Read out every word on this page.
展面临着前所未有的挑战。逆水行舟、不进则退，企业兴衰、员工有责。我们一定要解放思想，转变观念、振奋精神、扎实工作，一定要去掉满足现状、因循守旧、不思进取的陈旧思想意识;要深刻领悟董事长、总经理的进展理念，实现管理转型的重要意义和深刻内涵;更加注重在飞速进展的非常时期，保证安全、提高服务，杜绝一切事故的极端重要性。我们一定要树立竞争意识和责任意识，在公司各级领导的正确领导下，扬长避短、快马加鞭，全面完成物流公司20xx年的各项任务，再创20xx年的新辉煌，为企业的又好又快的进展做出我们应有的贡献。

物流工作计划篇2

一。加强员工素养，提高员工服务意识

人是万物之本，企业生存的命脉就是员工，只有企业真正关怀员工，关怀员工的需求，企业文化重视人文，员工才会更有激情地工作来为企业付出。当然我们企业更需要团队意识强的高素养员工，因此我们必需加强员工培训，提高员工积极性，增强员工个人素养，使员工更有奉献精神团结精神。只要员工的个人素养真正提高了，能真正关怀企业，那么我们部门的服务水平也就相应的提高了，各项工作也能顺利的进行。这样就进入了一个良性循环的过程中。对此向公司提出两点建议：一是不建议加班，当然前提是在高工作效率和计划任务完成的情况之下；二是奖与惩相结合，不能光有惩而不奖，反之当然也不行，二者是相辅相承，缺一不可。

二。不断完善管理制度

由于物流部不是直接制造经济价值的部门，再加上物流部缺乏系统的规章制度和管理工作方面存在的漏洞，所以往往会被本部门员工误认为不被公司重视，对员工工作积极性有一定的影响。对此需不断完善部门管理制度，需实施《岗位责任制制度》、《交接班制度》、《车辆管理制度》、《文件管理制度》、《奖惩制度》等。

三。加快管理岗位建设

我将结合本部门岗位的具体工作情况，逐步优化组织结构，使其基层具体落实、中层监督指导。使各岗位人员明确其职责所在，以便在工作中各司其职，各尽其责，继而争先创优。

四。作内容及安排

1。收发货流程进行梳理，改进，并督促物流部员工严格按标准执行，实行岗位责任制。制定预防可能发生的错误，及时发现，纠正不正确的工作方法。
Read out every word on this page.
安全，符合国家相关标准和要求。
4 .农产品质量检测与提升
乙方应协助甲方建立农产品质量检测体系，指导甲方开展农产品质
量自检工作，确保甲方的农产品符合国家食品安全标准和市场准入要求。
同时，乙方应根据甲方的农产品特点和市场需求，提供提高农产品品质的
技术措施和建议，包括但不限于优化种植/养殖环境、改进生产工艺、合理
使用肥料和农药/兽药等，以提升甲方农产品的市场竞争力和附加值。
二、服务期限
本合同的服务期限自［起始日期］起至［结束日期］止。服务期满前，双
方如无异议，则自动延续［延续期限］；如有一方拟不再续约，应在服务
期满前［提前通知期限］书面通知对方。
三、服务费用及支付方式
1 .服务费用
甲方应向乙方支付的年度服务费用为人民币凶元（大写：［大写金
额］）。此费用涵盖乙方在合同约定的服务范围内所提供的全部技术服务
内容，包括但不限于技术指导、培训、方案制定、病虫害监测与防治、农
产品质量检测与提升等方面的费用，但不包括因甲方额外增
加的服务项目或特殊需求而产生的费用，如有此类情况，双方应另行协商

Exercise description
The entries above must be returned in full, exactly as shown.

Exercise solution
Read out every word on this page.
展面临着前所未有的挑战。逆水行舟、不进则退，企业兴衰、员工有责。我们一定要解放思想，转变观念、振奋精神、扎实工作，一定要去掉满足现状、因循守旧、不思进取的陈旧思想意识;要深刻领悟董事长、总经理的进展理念，实现管理转型的重要意义和深刻内涵;更加注重在飞速进展的非常时期，保证安全、提高服务，杜绝一切事故的极端重要性。我们一定要树立竞争意识和责任意识，在公司各级领导的正确领导下，扬长避短、快马加鞭，全面完成物流公司20xx年的各项任务，再创20xx年的新辉煌，为企业的又好又快的进展做出我们应有的贡献。

物流工作计划篇2

一。加强员工素养，提高员工服务意识

人是万物之本，企业生存的命脉就是员工，只有企业真正关怀员工，关怀员工的需求，企业文化重视人文，员工才会更有激情地工作来为企业付出。当然我们企业更需要团队意识强的高素养员工，因此我们必需加强员工培训，提高员工积极性，增强员工个人素养，使员工更有奉献精神团结精神。只要员工的个人素养真正提高了，能真正关怀企业，那么我们部门的服务水平也就相应的提高了，各项工作也能顺利的进行。这样就进入了一个良性循环的过程中。对此向公司提出两点建议：一是不建议加班，当然前提是在高工作效率和计划任务完成的情况之下；二是奖与惩相结合，不能光有惩而不奖，反之当然也不行，二者是相辅相承，缺一不可。

二。不断完善管理制度

由于物流部不是直接制造经济价值的部门，再加上物流部缺乏系统的规章制度和管理工作方面存在的漏洞，所以往往会被本部门员工误认为不被公司重视，对员工工作积极性有一定的影响。对此需不断完善部门管理制度，需实施《岗位责任制制度》、《交接班制度》、《车辆管理制度》、《文件管理制度》、《奖惩制度》等。

三。加快管理岗位建设

我将结合本部门岗位的具体工作情况，逐步优化组织结构，使其基层具体落实、中层监督指导。使各岗位人员明确其职责所在，以便在工作中各司其职，各尽其责，继而争先创优。

四。作内容及安排

1。收发货流程进行梳理，改进，并督促物流部员工严格按标准执行，实行岗位责任制。制定预防可能发生的错误，及时发现，纠正不正确的工作方法。
Read out every word on this page.
安全，符合国家相关标准和要求。
4 .农产品质量检测与提升
乙方应协助甲方建立农产品质量检测体系，指导甲方开展农产品质
量自检工作，确保甲方的农产品符合国家食品安全标准和市场准入要求。
同时，乙方应根据甲方的农产品特点和市场需求，提供提高农产品品质的
技术措施和建议，包括但不限于优化种植/养殖环境、改进生产工艺、合理
使用肥料和农药/兽药等，以提升甲方农产品的市场竞争力和附加值。
二、服务期限
本合同的服务期限自［起始日期］起至［结束日期］止。服务期满前，双
方如无异议，则自动延续［延续期限］；如有一方拟不再续约，应在服务
期满前［提前通知期限］书面通知对方。
三、服务费用及支付方式
1 .服务费用
甲方应向乙方支付的年度服务费用为人民币凶元（大写：［大写金
额］）。此费用涵盖乙方在合同约定的服务范围内所提供的全部技术服务
内容，包括但不限于技术指导、培训、方案制定、病虫害监测与防治、农
产品质量检测与提升等方面的费用，但不包括因甲方额外增
加的服务项目或特殊需求而产生的费用，如有此类情况，双方应另行协商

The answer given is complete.